- [EXERCISE TASK]:
Copy the data from the line that contains "Transcribe the text in this document." to its last line, exactly, including both of those lines and leaving out everything before.

------ DATASET EXTRACT

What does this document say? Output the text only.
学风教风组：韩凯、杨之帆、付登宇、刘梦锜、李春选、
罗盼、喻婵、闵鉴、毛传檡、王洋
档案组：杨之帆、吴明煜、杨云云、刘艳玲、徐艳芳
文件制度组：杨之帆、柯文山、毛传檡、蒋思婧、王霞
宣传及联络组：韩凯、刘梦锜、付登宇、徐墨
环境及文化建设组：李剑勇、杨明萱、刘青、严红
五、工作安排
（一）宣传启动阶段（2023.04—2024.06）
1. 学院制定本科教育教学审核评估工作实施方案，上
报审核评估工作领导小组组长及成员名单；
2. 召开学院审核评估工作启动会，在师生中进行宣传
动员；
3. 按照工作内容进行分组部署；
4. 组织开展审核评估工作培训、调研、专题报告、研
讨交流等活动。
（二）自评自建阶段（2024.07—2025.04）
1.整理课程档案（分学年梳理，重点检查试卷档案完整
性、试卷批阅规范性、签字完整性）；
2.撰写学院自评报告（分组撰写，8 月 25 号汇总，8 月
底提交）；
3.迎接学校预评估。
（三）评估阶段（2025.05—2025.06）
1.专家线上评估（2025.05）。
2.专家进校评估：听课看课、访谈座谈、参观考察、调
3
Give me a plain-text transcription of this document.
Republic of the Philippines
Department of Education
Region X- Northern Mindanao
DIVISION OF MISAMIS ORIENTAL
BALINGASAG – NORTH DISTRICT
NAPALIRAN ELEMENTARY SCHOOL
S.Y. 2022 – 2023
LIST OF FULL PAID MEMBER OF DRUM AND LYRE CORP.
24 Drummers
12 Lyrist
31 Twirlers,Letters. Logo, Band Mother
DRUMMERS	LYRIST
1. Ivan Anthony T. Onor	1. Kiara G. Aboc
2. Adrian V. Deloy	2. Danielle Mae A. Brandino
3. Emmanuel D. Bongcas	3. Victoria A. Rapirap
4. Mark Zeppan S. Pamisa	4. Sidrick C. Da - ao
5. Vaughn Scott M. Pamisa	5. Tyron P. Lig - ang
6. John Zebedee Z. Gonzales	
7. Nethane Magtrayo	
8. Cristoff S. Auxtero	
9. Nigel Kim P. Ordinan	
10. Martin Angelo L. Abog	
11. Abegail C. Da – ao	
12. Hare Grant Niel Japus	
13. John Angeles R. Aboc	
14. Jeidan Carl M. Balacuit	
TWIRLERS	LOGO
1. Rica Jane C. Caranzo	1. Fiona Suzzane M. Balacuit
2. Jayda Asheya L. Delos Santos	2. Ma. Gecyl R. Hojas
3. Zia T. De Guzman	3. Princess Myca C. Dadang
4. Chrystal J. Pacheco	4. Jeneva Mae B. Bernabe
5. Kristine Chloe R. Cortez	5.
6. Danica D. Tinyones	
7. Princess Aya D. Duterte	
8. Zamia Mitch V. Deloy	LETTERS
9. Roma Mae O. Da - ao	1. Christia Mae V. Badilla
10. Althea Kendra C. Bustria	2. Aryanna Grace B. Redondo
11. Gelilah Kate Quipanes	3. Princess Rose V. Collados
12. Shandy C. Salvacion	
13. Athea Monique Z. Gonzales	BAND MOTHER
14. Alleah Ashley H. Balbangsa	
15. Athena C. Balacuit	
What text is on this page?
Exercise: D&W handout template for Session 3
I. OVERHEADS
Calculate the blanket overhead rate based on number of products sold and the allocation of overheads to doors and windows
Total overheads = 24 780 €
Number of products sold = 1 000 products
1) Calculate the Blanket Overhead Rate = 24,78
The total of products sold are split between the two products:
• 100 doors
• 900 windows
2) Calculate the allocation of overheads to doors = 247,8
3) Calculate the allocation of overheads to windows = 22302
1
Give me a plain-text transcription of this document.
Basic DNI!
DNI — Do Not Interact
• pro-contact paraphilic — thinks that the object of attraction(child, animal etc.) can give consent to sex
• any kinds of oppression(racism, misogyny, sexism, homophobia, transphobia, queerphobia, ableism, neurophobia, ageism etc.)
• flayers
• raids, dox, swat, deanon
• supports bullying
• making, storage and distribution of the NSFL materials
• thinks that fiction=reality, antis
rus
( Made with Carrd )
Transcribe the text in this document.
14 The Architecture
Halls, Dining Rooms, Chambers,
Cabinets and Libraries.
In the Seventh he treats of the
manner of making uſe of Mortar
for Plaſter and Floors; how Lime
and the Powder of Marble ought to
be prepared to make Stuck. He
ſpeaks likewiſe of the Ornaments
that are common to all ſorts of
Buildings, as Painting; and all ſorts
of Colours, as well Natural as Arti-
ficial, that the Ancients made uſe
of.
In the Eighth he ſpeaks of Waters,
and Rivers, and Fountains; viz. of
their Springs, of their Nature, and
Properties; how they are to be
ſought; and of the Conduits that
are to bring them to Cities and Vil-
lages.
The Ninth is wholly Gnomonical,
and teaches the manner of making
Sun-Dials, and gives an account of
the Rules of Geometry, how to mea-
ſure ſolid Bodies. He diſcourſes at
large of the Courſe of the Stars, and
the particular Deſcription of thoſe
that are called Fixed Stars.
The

------------

- [ANSWER BELOW]:
Transcribe the text in this document.
14 The Architecture
Halls, Dining Rooms, Chambers,
Cabinets and Libraries.
In the Seventh he treats of the
manner of making uſe of Mortar
for Plaſter and Floors; how Lime
and the Powder of Marble ought to
be prepared to make Stuck. He
ſpeaks likewiſe of the Ornaments
that are common to all ſorts of
Buildings, as Painting; and all ſorts
of Colours, as well Natural as Arti-
ficial, that the Ancients made uſe
of.
In the Eighth he ſpeaks of Waters,
and Rivers, and Fountains; viz. of
their Springs, of their Nature, and
Properties; how they are to be
ſought; and of the Conduits that
are to bring them to Cities and Vil-
lages.
The Ninth is wholly Gnomonical,
and teaches the manner of making
Sun-Dials, and gives an account of
the Rules of Geometry, how to mea-
ſure ſolid Bodies. He diſcourſes at
large of the Courſe of the Stars, and
the particular Deſcription of thoſe
that are called Fixed Stars.
The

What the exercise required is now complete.